* _Goal_
What follows is a set of records; restate each one word for word and drop the pictures.

---------- Stored rows ----------

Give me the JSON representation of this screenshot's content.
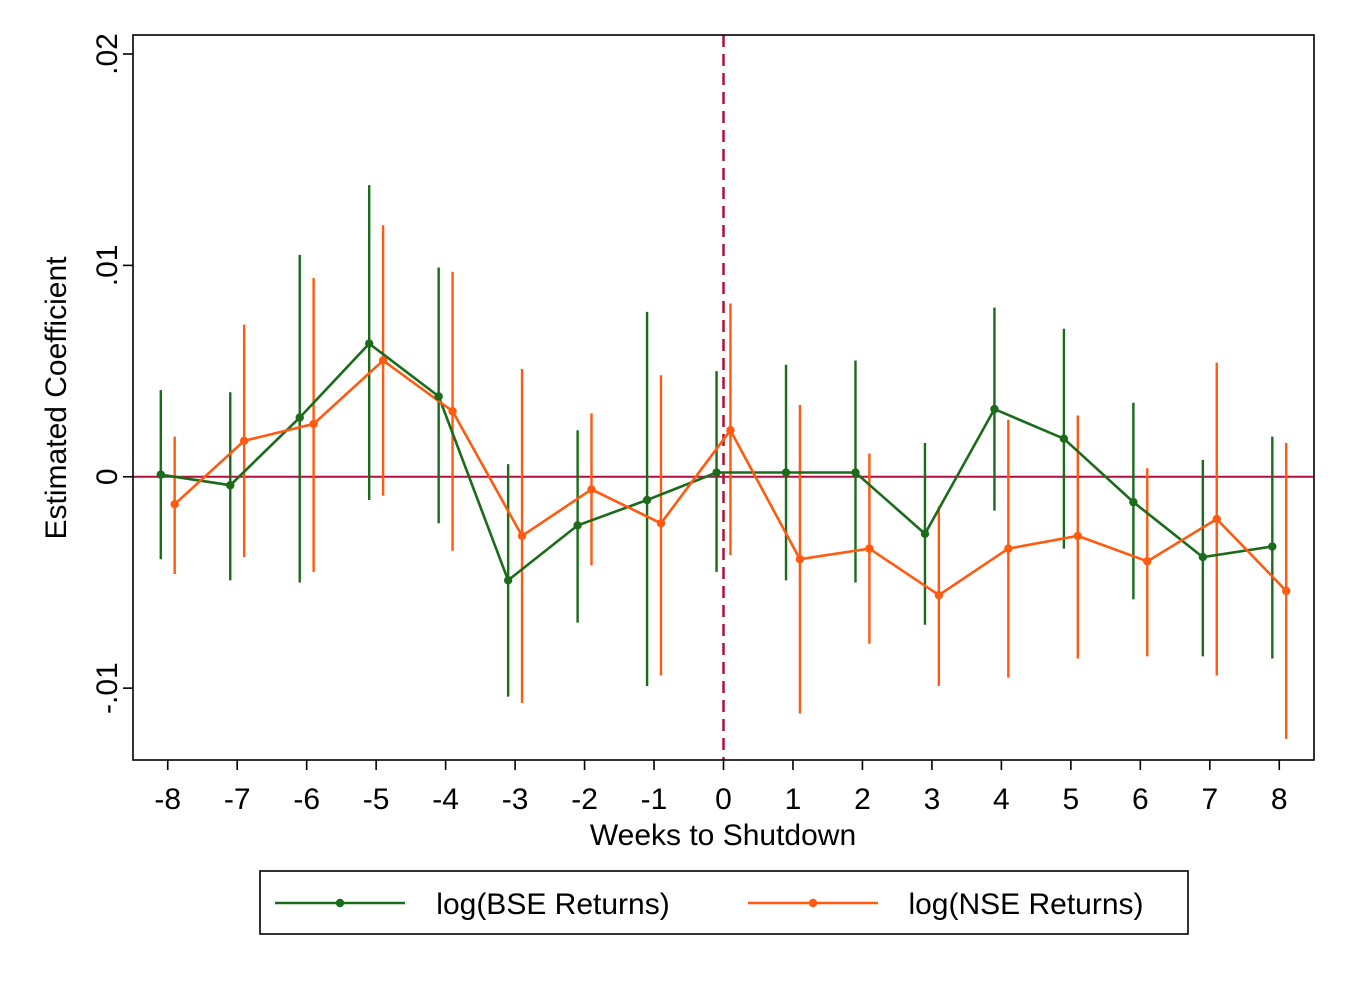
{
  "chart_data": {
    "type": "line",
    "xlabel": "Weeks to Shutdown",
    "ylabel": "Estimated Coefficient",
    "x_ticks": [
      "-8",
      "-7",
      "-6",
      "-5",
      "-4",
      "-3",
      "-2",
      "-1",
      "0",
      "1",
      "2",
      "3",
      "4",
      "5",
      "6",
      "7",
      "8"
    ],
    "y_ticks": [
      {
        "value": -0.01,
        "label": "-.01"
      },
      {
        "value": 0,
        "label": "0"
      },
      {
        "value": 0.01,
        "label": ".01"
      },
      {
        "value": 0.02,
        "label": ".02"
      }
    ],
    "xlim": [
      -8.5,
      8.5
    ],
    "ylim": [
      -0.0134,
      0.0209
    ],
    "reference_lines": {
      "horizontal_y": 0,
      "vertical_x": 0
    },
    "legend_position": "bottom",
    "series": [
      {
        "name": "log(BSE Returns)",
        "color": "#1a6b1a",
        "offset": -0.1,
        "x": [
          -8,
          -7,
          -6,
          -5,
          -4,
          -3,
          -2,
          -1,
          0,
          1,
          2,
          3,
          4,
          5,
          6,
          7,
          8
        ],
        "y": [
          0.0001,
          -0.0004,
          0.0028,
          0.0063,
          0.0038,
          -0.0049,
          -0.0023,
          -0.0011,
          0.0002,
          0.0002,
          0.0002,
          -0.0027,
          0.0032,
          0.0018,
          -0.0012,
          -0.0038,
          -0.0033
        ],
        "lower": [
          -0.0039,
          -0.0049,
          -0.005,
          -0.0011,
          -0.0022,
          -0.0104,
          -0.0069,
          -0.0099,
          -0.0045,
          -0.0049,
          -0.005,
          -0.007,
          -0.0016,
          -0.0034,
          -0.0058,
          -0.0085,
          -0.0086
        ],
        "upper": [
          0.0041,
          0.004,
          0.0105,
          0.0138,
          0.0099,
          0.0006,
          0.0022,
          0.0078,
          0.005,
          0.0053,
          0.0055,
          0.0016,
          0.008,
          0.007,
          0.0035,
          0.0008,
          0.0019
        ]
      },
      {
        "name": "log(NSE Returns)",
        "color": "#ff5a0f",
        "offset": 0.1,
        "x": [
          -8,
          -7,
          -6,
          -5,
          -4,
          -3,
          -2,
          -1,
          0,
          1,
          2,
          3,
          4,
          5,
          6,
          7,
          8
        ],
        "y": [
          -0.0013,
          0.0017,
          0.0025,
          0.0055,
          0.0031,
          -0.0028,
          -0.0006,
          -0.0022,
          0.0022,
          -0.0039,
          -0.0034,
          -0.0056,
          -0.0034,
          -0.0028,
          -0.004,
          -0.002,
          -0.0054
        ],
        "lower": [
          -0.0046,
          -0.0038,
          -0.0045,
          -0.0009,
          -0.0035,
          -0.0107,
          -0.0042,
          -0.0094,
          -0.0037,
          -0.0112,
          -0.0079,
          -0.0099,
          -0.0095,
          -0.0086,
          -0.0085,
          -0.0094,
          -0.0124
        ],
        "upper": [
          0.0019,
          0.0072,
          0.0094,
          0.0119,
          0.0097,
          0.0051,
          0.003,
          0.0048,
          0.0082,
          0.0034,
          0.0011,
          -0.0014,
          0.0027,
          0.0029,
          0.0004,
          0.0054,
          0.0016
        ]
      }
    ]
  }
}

----------

* _Task solution_
Give me the JSON representation of this screenshot's content.
{
  "chart_data": {
    "type": "line",
    "xlabel": "Weeks to Shutdown",
    "ylabel": "Estimated Coefficient",
    "x_ticks": [
      "-8",
      "-7",
      "-6",
      "-5",
      "-4",
      "-3",
      "-2",
      "-1",
      "0",
      "1",
      "2",
      "3",
      "4",
      "5",
      "6",
      "7",
      "8"
    ],
    "y_ticks": [
      {
        "value": -0.01,
        "label": "-.01"
      },
      {
        "value": 0,
        "label": "0"
      },
      {
        "value": 0.01,
        "label": ".01"
      },
      {
        "value": 0.02,
        "label": ".02"
      }
    ],
    "xlim": [
      -8.5,
      8.5
    ],
    "ylim": [
      -0.0134,
      0.0209
    ],
    "reference_lines": {
      "horizontal_y": 0,
      "vertical_x": 0
    },
    "legend_position": "bottom",
    "series": [
      {
        "name": "log(BSE Returns)",
        "color": "#1a6b1a",
        "offset": -0.1,
        "x": [
          -8,
          -7,
          -6,
          -5,
          -4,
          -3,
          -2,
          -1,
          0,
          1,
          2,
          3,
          4,
          5,
          6,
          7,
          8
        ],
        "y": [
          0.0001,
          -0.0004,
          0.0028,
          0.0063,
          0.0038,
          -0.0049,
          -0.0023,
          -0.0011,
          0.0002,
          0.0002,
          0.0002,
          -0.0027,
          0.0032,
          0.0018,
          -0.0012,
          -0.0038,
          -0.0033
        ],
        "lower": [
          -0.0039,
          -0.0049,
          -0.005,
          -0.0011,
          -0.0022,
          -0.0104,
          -0.0069,
          -0.0099,
          -0.0045,
          -0.0049,
          -0.005,
          -0.007,
          -0.0016,
          -0.0034,
          -0.0058,
          -0.0085,
          -0.0086
        ],
        "upper": [
          0.0041,
          0.004,
          0.0105,
          0.0138,
          0.0099,
          0.0006,
          0.0022,
          0.0078,
          0.005,
          0.0053,
          0.0055,
          0.0016,
          0.008,
          0.007,
          0.0035,
          0.0008,
          0.0019
        ]
      },
      {
        "name": "log(NSE Returns)",
        "color": "#ff5a0f",
        "offset": 0.1,
        "x": [
          -8,
          -7,
          -6,
          -5,
          -4,
          -3,
          -2,
          -1,
          0,
          1,
          2,
          3,
          4,
          5,
          6,
          7,
          8
        ],
        "y": [
          -0.0013,
          0.0017,
          0.0025,
          0.0055,
          0.0031,
          -0.0028,
          -0.0006,
          -0.0022,
          0.0022,
          -0.0039,
          -0.0034,
          -0.0056,
          -0.0034,
          -0.0028,
          -0.004,
          -0.002,
          -0.0054
        ],
        "lower": [
          -0.0046,
          -0.0038,
          -0.0045,
          -0.0009,
          -0.0035,
          -0.0107,
          -0.0042,
          -0.0094,
          -0.0037,
          -0.0112,
          -0.0079,
          -0.0099,
          -0.0095,
          -0.0086,
          -0.0085,
          -0.0094,
          -0.0124
        ],
        "upper": [
          0.0019,
          0.0072,
          0.0094,
          0.0119,
          0.0097,
          0.0051,
          0.003,
          0.0048,
          0.0082,
          0.0034,
          0.0011,
          -0.0014,
          0.0027,
          0.0029,
          0.0004,
          0.0054,
          0.0016
        ]
      }
    ]
  }
}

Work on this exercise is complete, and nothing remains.